But it could not have salvaged Reagan. That is, in part, because it attempts to do too much. A complete depiction of Reagan’s life over a little more than two hours is an ambitious task. Reagan does not rise to it. It moves so quickly that it becomes a staccato collection of moments. Hey, there’s Reagan as a lifeguard! Oh, there he is playing football at Eureka! Look, now he’s in Hollywood! Wait, now he’s doing commercials! Also, his mom died! You’d be better off turning to any of the excellent biographies of Reagan to learn about his life with any meaningful depth.

The treatment of Reagan’s presidency is similar. It provides a superficial highlight reel that does not capture his political skills. On the whole, this all-of-the-above approach not only shortchanges individual scenes, even those that show or reference rightly famous moments from Reagan’s life, but also forces these shortened sequences to over-rely on the tropes and cliches that serve as crutches for the strained screenwriter. Overly explanatory dialogue, always a risk even for the best biopics, is abundant throughout. Nancy Reagan (Penelope Ann Miller) is saddled with much of it.

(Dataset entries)

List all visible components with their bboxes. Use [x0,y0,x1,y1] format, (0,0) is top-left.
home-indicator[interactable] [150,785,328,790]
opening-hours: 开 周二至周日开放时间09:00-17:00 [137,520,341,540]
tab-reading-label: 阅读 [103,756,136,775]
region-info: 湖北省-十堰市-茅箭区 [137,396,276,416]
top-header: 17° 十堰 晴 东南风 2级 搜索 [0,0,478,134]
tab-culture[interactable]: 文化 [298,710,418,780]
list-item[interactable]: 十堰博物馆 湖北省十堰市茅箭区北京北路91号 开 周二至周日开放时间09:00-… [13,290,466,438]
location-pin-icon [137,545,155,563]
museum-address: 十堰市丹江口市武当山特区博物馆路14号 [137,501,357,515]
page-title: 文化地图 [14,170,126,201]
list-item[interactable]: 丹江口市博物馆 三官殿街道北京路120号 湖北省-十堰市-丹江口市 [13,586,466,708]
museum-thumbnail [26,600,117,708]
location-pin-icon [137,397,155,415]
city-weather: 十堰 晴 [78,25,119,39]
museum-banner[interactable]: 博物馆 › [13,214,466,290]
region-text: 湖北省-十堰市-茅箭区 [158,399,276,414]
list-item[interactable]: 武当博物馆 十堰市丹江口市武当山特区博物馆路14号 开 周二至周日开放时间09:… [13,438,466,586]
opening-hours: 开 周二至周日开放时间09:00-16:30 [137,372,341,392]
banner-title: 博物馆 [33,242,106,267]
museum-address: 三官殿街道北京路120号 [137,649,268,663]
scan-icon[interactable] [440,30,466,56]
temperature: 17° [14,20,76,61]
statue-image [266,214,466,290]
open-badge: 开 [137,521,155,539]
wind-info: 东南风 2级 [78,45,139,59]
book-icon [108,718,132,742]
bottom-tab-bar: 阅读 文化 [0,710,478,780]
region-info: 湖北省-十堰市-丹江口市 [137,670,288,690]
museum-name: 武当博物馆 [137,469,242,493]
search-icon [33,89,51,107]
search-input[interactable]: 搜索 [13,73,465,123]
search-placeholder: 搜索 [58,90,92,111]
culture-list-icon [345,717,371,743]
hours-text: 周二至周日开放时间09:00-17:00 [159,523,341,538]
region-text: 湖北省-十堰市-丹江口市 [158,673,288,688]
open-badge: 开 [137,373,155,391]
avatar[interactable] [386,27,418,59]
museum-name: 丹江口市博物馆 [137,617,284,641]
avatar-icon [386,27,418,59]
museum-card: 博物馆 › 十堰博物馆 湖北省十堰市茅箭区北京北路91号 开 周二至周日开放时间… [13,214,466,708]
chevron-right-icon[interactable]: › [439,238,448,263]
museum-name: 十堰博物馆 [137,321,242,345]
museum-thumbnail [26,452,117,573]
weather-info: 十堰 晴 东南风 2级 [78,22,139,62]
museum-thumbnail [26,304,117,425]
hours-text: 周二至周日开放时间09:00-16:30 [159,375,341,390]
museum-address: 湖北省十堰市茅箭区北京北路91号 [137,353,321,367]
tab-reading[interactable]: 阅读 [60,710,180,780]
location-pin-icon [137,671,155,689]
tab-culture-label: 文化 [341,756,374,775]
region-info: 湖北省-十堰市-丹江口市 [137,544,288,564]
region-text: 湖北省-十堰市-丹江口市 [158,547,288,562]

■ Work request ■
In the film review above, which character is burdened with much of the overly explanatory dialogue?

■ Solution for this task ■
Nancy Reagan, played by Penelope Ann Miller.